- **WHAT YOU ARE ASKED TO DO**: Search the listing below for the string "Αλιβέρι" and copy every line where it occurs.

★ ★ ★

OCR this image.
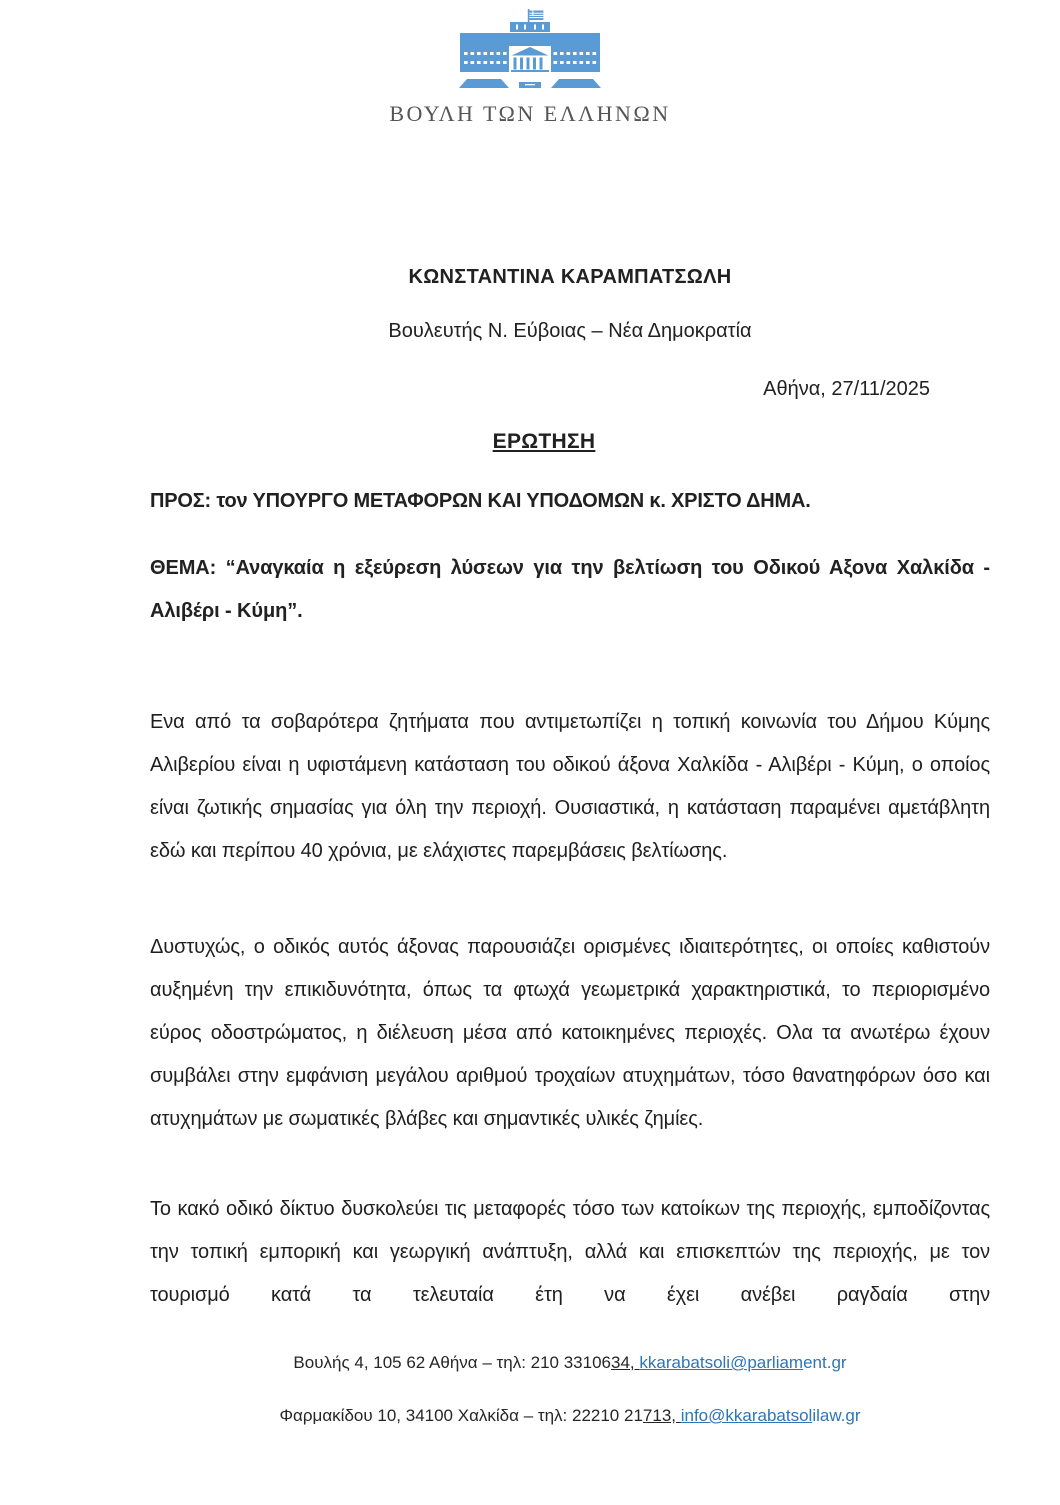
ΒΟΥΛΗ ΤΩΝ ΕΛΛΗΝΩΝ
ΚΩΝΣΤΑΝΤΙΝΑ ΚΑΡΑΜΠΑΤΣΩΛΗ
Βουλευτής Ν. Εύβοιας – Νέα Δημοκρατία
Αθήνα, 27/11/2025
ΕΡΩΤΗΣΗ
ΠΡΟΣ: τον ΥΠΟΥΡΓΟ ΜΕΤΑΦΟΡΩΝ ΚΑΙ ΥΠΟΔΟΜΩΝ κ. ΧΡΙΣΤΟ ΔΗΜΑ.
ΘΕΜΑ: “Αναγκαία η εξεύρεση λύσεων για την βελτίωση του Οδικού Αξονα Χαλκίδα - Αλιβέρι - Κύμη”.

Ενα από τα σοβαρότερα ζητήματα που αντιμετωπίζει η τοπική κοινωνία του Δήμου Κύμης Αλιβερίου είναι η υφιστάμενη κατάσταση του οδικού άξονα Χαλκίδα - Αλιβέρι - Κύμη, ο οποίος είναι ζωτικής σημασίας για όλη την περιοχή. Ουσιαστικά, η κατάσταση παραμένει αμετάβλητη εδώ και περίπου 40 χρόνια, με ελάχιστες παρεμβάσεις βελτίωσης.

Δυστυχώς, ο οδικός αυτός άξονας παρουσιάζει ορισμένες ιδιαιτερότητες, οι οποίες καθιστούν αυξημένη την επικιδυνότητα, όπως τα φτωχά γεωμετρικά χαρακτηριστικά, το περιορισμένο εύρος οδοστρώματος, η διέλευση μέσα από κατοικημένες περιοχές. Ολα τα ανωτέρω έχουν συμβάλει στην εμφάνιση μεγάλου αριθμού τροχαίων ατυχημάτων, τόσο θανατηφόρων όσο και ατυχημάτων με σωματικές βλάβες και σημαντικές υλικές ζημίες.

Το κακό οδικό δίκτυο δυσκολεύει τις μεταφορές τόσο των κατοίκων της περιοχής, εμποδίζοντας την τοπική εμπορική και γεωργική ανάπτυξη, αλλά και επισκεπτών της περιοχής, με τον τουρισμό κατά τα τελευταία έτη να έχει ανέβει ραγδαία στην

Βουλής 4, 105 62 Αθήνα – τηλ: 210 3310634, kkarabatsoli@parliament.gr
Φαρμακίδου 10, 34100 Χαλκίδα – τηλ: 22210 21713, info@kkarabatsolilaw.gr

★ ★ ★

- **RESULT OF THIS EXERCISE**:
ΘΕΜΑ: “Αναγκαία η εξεύρεση λύσεων για την βελτίωση του Οδικού Αξονα Χαλκίδα - Αλιβέρι - Κύμη”.
Ενα από τα σοβαρότερα ζητήματα που αντιμετωπίζει η τοπική κοινωνία του Δήμου Κύμης Αλιβερίου είναι η υφιστάμενη κατάσταση του οδικού άξονα Χαλκίδα - Αλιβέρι - Κύμη, ο οποίος είναι ζωτικής σημασίας για όλη την περιοχή. Ουσιαστικά, η κατάσταση παραμένει αμετάβλητη εδώ και περίπου 40 χρόνια, με ελάχιστες παρεμβάσεις βελτίωσης.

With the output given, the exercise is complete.